__Written problem__: Show all lines holding the string "this".

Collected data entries
---------------
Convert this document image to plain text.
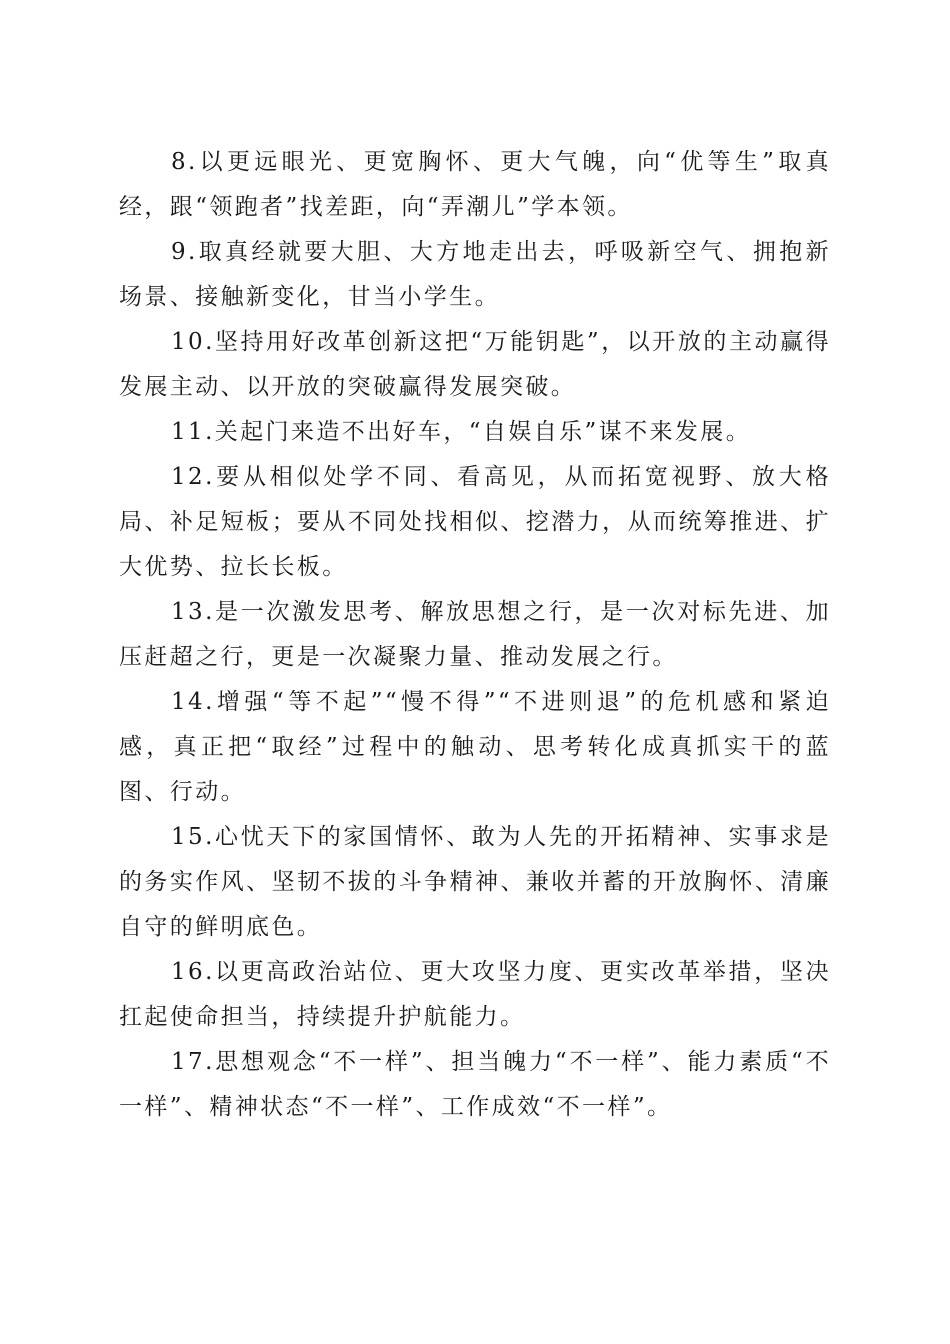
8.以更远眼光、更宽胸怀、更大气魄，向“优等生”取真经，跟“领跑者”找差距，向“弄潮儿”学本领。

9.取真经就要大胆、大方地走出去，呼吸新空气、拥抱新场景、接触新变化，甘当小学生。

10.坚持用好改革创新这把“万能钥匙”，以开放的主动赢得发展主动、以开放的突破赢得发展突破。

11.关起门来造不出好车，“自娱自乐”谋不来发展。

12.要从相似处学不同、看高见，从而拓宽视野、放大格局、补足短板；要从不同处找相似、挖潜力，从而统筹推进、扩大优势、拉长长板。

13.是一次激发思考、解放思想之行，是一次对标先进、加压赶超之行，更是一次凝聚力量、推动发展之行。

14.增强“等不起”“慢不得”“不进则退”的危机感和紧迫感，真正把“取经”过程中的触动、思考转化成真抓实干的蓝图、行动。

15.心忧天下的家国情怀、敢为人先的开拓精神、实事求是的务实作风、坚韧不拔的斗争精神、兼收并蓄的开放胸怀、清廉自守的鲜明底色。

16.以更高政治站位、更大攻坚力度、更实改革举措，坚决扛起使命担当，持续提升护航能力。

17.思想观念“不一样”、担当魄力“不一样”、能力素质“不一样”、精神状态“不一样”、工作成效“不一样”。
---------------
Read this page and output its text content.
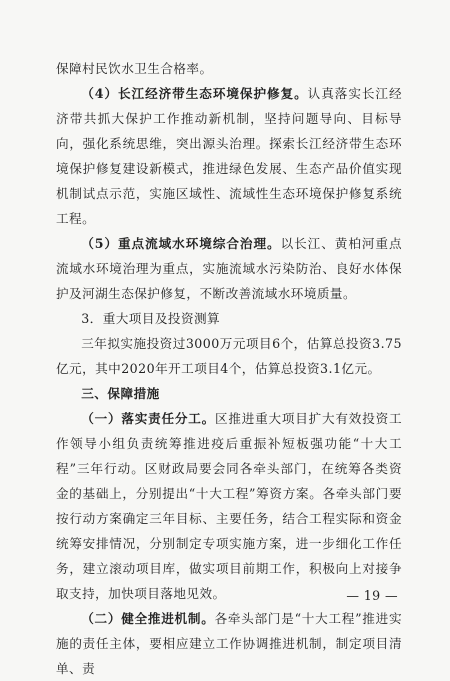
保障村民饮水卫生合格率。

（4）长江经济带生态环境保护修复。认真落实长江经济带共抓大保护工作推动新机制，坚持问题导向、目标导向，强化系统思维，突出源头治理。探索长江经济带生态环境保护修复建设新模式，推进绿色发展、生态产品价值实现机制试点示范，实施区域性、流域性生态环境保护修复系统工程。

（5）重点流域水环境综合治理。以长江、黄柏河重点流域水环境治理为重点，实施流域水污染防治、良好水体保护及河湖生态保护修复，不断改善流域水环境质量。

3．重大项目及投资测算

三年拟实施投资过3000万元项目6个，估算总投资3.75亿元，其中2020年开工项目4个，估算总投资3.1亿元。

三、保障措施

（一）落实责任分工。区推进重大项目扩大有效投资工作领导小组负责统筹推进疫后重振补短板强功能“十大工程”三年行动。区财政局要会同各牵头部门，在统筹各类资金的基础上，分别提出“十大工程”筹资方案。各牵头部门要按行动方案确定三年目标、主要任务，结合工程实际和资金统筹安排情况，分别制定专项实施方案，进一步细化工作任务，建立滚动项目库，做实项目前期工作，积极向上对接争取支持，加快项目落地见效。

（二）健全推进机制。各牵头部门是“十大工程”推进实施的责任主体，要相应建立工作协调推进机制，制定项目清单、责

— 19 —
---------------
__Final result__:
Convert this document image to plain text.
Read this page and output its text content.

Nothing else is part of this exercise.